*Records contained in a dataset*
^^^^^^^^^^^^^^^^

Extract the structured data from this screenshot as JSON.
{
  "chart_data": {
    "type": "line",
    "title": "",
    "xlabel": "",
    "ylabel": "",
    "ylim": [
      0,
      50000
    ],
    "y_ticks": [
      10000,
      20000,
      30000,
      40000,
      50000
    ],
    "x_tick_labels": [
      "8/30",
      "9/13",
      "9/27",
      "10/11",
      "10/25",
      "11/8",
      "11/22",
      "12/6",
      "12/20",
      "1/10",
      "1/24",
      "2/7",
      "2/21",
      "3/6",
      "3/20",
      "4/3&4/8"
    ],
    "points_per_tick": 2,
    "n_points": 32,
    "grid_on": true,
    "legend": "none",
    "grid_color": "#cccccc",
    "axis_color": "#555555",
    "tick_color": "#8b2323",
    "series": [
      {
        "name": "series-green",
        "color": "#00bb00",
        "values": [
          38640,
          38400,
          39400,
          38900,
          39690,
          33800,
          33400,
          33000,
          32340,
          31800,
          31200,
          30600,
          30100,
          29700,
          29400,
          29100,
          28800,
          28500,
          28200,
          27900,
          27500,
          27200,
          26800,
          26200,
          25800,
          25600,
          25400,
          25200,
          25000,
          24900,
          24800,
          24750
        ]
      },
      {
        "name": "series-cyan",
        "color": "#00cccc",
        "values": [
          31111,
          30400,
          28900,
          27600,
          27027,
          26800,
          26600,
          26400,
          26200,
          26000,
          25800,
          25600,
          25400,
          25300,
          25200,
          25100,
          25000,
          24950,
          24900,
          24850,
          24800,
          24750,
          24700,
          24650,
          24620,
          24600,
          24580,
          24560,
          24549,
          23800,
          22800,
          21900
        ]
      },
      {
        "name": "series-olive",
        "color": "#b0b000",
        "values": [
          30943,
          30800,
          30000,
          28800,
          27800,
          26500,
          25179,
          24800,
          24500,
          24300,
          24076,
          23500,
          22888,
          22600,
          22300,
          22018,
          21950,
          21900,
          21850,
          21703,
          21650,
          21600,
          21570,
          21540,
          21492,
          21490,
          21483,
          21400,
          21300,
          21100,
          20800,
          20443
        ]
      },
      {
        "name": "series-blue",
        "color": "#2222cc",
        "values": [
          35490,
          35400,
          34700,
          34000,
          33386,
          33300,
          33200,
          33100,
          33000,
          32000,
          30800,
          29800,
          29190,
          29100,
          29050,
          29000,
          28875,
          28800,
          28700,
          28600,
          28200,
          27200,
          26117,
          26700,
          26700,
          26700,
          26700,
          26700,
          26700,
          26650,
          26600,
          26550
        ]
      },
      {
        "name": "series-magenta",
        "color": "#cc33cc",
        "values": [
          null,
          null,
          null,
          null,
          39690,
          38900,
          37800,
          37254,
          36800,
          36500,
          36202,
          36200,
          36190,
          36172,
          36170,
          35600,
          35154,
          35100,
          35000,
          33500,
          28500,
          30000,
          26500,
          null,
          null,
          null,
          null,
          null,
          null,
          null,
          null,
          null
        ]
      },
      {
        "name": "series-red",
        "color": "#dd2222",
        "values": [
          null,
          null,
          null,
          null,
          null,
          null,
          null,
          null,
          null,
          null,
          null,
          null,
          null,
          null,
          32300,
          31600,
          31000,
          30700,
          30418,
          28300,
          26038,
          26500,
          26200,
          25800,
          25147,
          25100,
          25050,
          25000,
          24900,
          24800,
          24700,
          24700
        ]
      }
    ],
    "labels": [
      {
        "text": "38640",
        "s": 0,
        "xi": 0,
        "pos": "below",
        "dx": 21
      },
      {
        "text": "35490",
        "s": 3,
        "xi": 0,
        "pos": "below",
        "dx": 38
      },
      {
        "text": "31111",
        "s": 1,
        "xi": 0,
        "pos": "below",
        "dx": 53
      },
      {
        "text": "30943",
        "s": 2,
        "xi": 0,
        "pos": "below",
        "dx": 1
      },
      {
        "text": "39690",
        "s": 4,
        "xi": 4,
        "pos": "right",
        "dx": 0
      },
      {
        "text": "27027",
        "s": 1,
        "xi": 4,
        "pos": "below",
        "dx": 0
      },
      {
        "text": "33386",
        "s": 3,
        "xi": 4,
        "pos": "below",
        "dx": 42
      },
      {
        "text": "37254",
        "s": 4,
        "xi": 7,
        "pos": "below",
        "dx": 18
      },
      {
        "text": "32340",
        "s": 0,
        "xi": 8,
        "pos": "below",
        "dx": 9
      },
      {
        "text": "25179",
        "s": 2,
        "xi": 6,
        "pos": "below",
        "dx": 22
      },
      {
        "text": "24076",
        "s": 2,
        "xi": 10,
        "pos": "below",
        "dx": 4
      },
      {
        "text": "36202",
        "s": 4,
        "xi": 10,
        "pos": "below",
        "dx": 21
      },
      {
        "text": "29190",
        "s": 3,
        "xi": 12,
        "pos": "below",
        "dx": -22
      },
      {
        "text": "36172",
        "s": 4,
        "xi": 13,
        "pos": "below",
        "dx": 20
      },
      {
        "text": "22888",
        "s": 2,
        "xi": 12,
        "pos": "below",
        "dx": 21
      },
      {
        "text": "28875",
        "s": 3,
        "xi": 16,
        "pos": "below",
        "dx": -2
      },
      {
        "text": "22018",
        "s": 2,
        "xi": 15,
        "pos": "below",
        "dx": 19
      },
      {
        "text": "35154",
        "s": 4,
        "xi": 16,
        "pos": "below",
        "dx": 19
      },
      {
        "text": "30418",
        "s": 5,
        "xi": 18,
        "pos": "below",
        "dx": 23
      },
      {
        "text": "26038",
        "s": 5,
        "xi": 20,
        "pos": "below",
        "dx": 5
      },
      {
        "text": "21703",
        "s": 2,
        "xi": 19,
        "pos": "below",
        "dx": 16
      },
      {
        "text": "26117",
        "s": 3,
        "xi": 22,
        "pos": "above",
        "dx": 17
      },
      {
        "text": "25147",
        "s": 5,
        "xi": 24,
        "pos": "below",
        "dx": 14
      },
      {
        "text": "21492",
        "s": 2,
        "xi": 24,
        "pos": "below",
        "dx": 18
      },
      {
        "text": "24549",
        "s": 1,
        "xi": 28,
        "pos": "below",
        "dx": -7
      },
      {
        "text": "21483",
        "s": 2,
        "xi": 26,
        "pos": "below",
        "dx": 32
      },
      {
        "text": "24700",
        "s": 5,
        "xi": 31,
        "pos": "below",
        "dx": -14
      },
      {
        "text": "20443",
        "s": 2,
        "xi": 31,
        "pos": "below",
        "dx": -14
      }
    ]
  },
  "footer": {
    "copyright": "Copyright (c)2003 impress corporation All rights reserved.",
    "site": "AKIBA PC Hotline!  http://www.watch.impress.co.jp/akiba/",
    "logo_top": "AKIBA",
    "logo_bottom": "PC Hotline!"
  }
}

^^^^^^^^^^^^^^^^

*GIVEN REQUEST*
Copy out every line of the listing that includes the string "Hotline".

*SOLUTION FOR THIS EXERCISE*
    "site": "AKIBA PC Hotline!  http://www.watch.impress.co.jp/akiba/",
    "logo_bottom": "PC Hotline!"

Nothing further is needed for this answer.